### Exercise aim
Set every record down verbatim and omit the pictures.

### Extracted information
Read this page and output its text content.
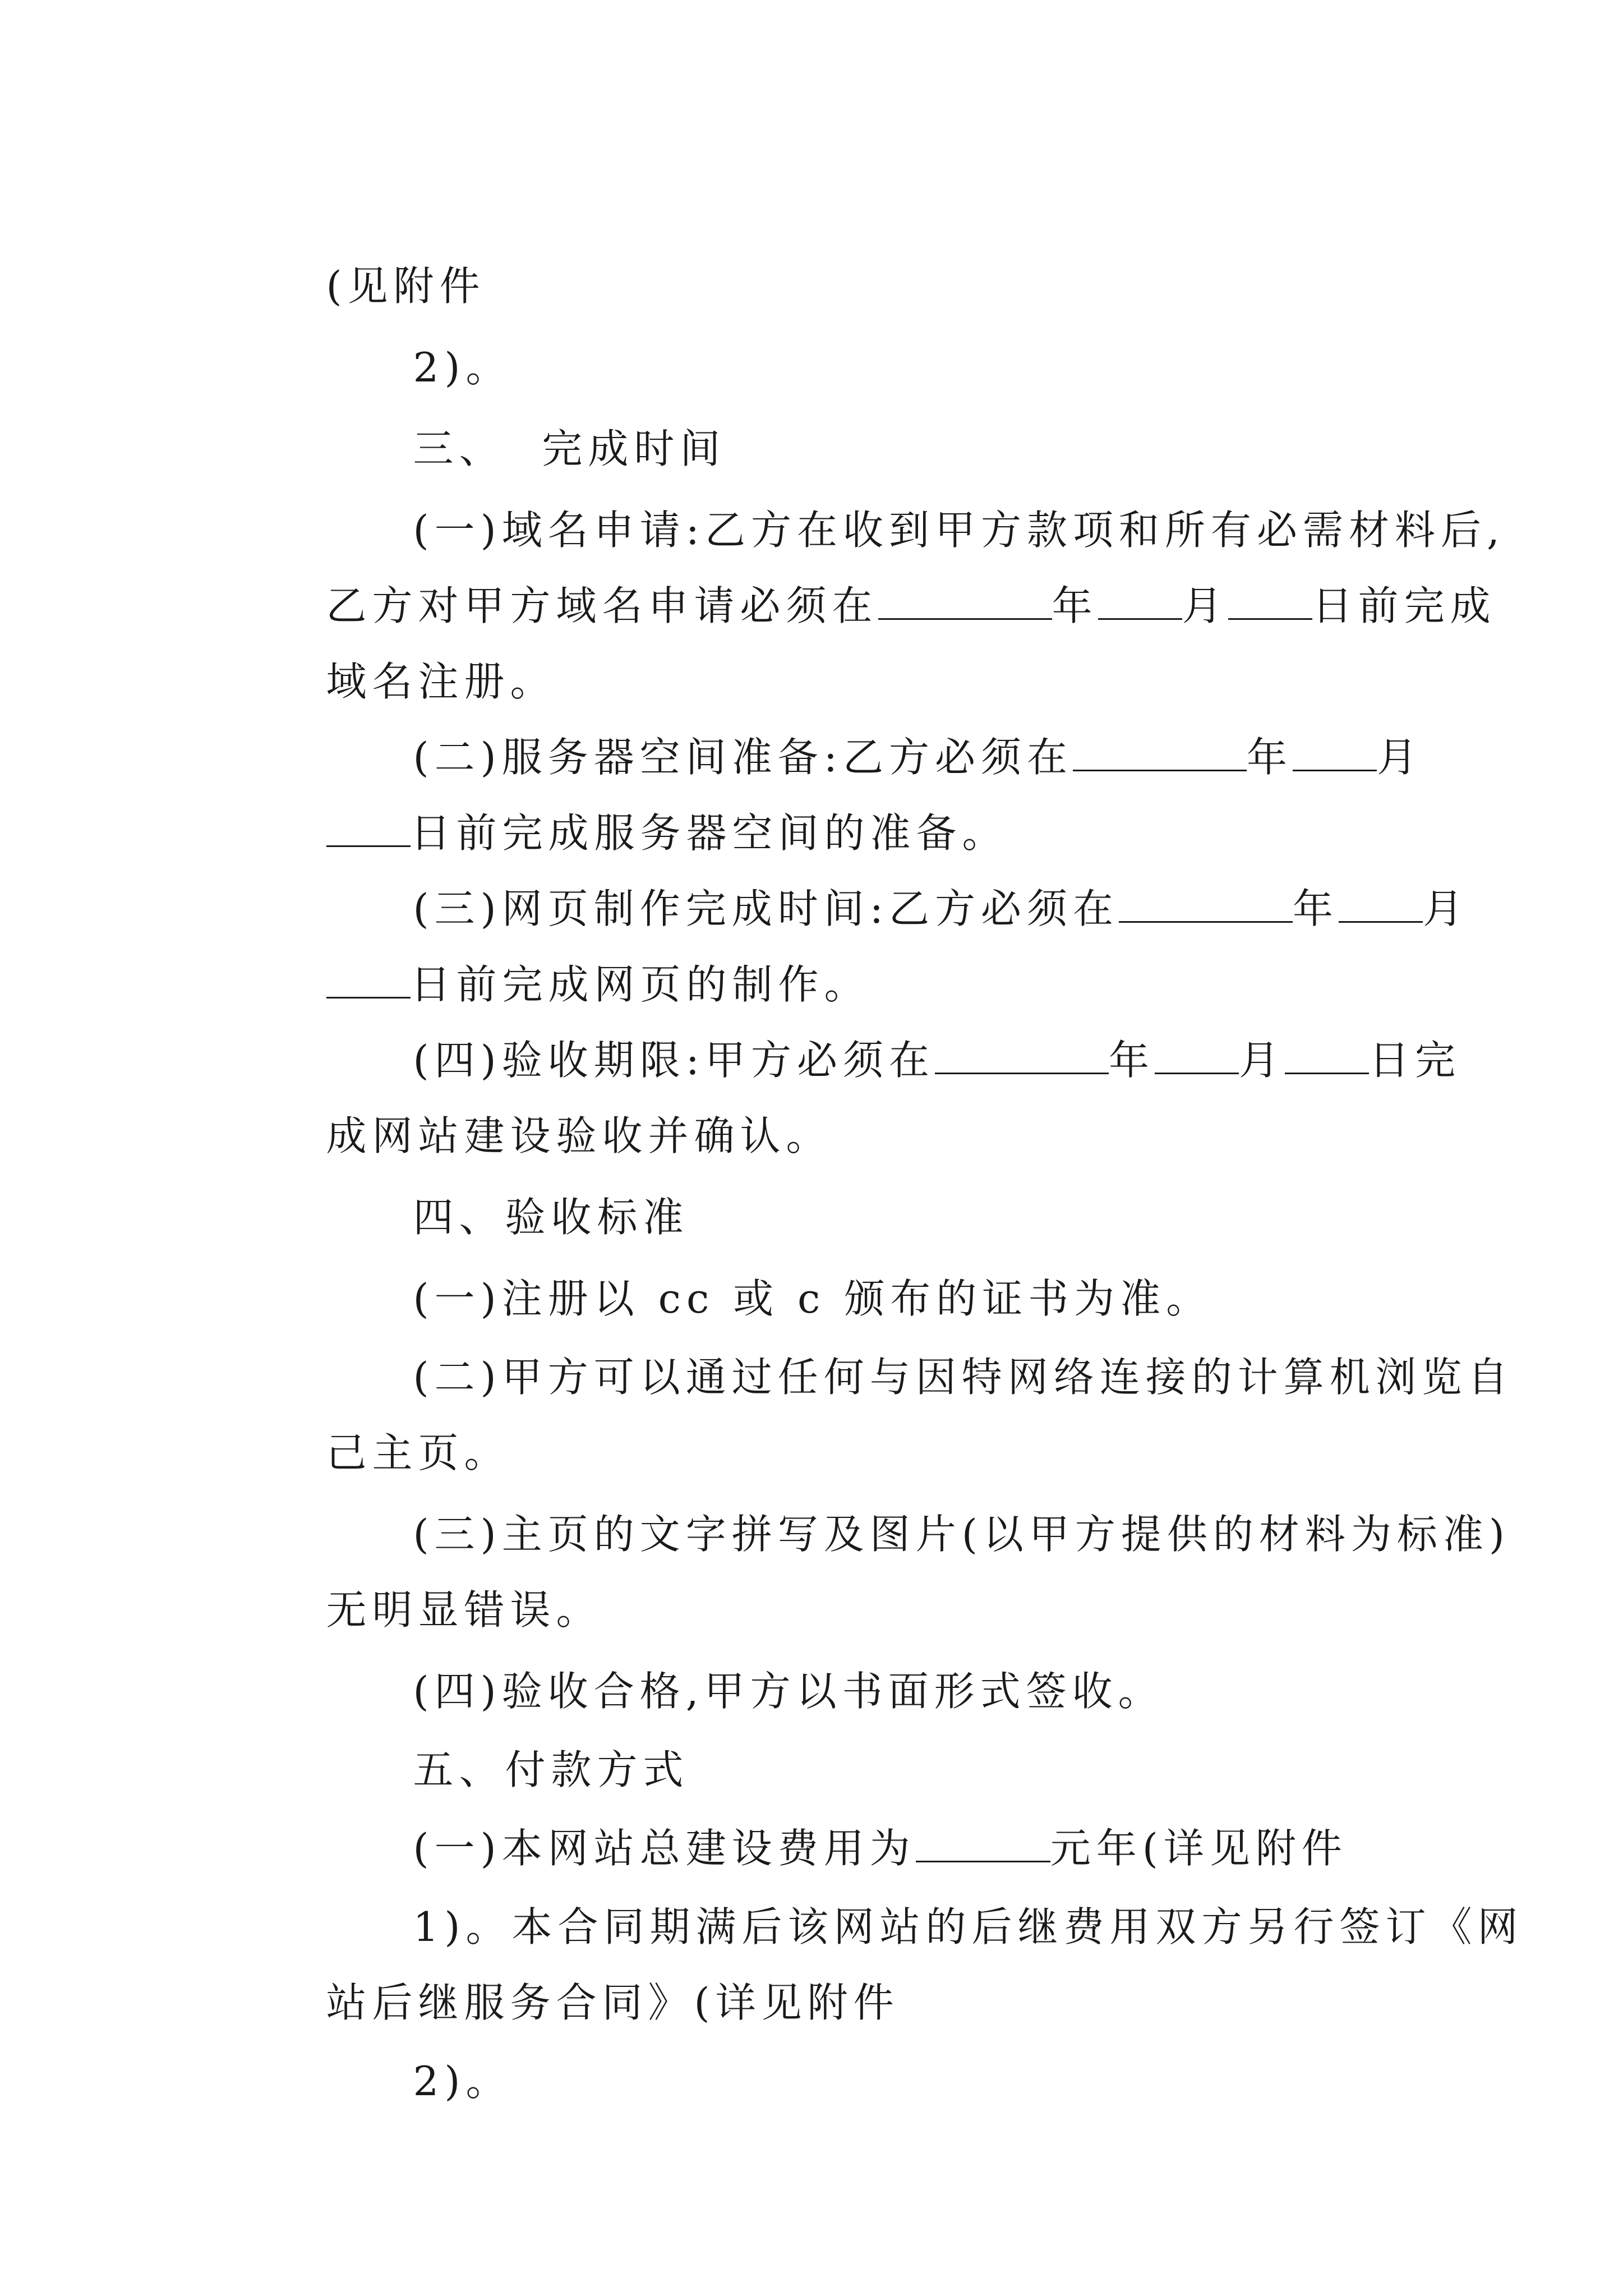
(见附件

2)。

三、  完成时间

(一)域名申请:乙方在收到甲方款项和所有必需材料后,

乙方对甲方域名申请必须在	年 月 日前完成

域名注册。

(二)服务器空间准备:乙方必须在	年 月

日前完成服务器空间的准备。

(三)网页制作完成时间:乙方必须在	年 月

日前完成网页的制作。

(四)验收期限:甲方必须在	年 月 日完

成网站建设验收并确认。

四、验收标准

(一)注册以 cc 或 c 颁布的证书为准。

(二)甲方可以通过任何与因特网络连接的计算机浏览自

己主页。

(三)主页的文字拼写及图片(以甲方提供的材料为标准)

无明显错误。

(四)验收合格,甲方以书面形式签收。

五、付款方式

(一)本网站总建设费用为	元年(详见附件

1)。本合同期满后该网站的后继费用双方另行签订《网

站后继服务合同》(详见附件

2)。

### Written response
Read this page and output its text content.
(见附件

2)。

三、  完成时间

(一)域名申请:乙方在收到甲方款项和所有必需材料后,

乙方对甲方域名申请必须在	年 月 日前完成

域名注册。

(二)服务器空间准备:乙方必须在	年 月

日前完成服务器空间的准备。

(三)网页制作完成时间:乙方必须在	年 月

日前完成网页的制作。

(四)验收期限:甲方必须在	年 月 日完

成网站建设验收并确认。

四、验收标准

(一)注册以 cc 或 c 颁布的证书为准。

(二)甲方可以通过任何与因特网络连接的计算机浏览自

己主页。

(三)主页的文字拼写及图片(以甲方提供的材料为标准)

无明显错误。

(四)验收合格,甲方以书面形式签收。

五、付款方式

(一)本网站总建设费用为	元年(详见附件

1)。本合同期满后该网站的后继费用双方另行签订《网

站后继服务合同》(详见附件

2)。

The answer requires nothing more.